§ **WHAT IS REQUIRED**: Write out each line of the listing as it stands, without the images.

§ **PROVIDED RECORDS**:
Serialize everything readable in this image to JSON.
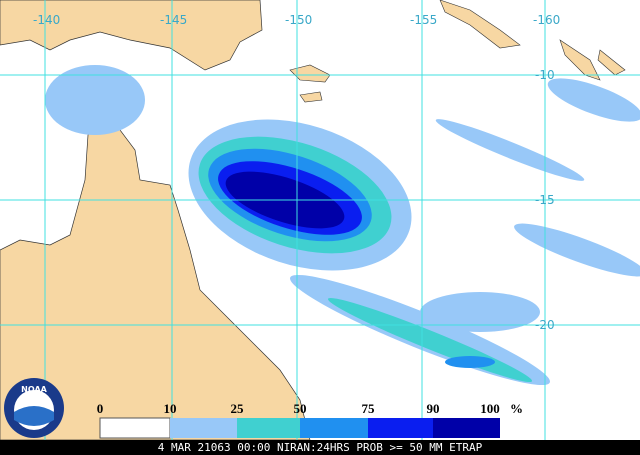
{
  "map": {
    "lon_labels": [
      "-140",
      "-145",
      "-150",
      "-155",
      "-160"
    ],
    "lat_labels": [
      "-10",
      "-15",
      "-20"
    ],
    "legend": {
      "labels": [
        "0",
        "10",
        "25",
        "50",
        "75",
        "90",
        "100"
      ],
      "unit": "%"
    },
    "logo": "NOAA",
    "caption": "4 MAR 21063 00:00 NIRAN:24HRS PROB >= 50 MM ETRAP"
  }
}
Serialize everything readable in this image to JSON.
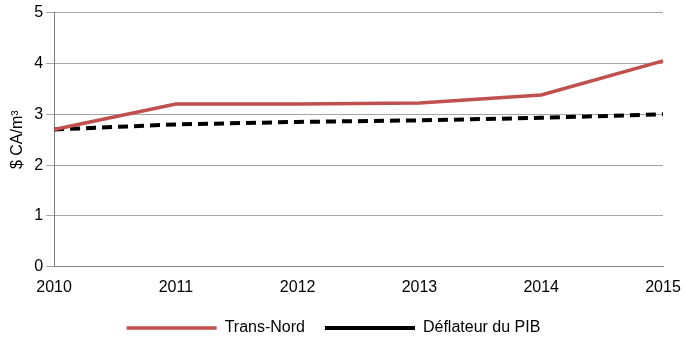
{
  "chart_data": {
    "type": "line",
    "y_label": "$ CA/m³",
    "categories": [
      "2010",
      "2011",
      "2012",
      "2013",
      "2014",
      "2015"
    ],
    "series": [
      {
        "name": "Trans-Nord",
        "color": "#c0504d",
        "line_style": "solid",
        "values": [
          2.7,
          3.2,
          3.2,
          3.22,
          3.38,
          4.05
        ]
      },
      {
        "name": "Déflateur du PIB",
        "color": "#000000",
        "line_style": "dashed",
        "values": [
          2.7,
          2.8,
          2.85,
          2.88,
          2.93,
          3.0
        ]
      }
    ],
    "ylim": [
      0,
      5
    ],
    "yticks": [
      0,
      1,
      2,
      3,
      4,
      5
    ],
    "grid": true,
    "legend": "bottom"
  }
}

§ **SOLUTION TO THE EXERCISE**:
Serialize everything readable in this image to JSON.
{
  "map": {
    "lon_labels": [
      "-140",
      "-145",
      "-150",
      "-155",
      "-160"
    ],
    "lat_labels": [
      "-10",
      "-15",
      "-20"
    ],
    "legend": {
      "labels": [
        "0",
        "10",
        "25",
        "50",
        "75",
        "90",
        "100"
      ],
      "unit": "%"
    },
    "logo": "NOAA",
    "caption": "4 MAR 21063 00:00 NIRAN:24HRS PROB >= 50 MM ETRAP"
  }
}
Serialize everything readable in this image to JSON.
{
  "chart_data": {
    "type": "line",
    "y_label": "$ CA/m³",
    "categories": [
      "2010",
      "2011",
      "2012",
      "2013",
      "2014",
      "2015"
    ],
    "series": [
      {
        "name": "Trans-Nord",
        "color": "#c0504d",
        "line_style": "solid",
        "values": [
          2.7,
          3.2,
          3.2,
          3.22,
          3.38,
          4.05
        ]
      },
      {
        "name": "Déflateur du PIB",
        "color": "#000000",
        "line_style": "dashed",
        "values": [
          2.7,
          2.8,
          2.85,
          2.88,
          2.93,
          3.0
        ]
      }
    ],
    "ylim": [
      0,
      5
    ],
    "yticks": [
      0,
      1,
      2,
      3,
      4,
      5
    ],
    "grid": true,
    "legend": "bottom"
  }
}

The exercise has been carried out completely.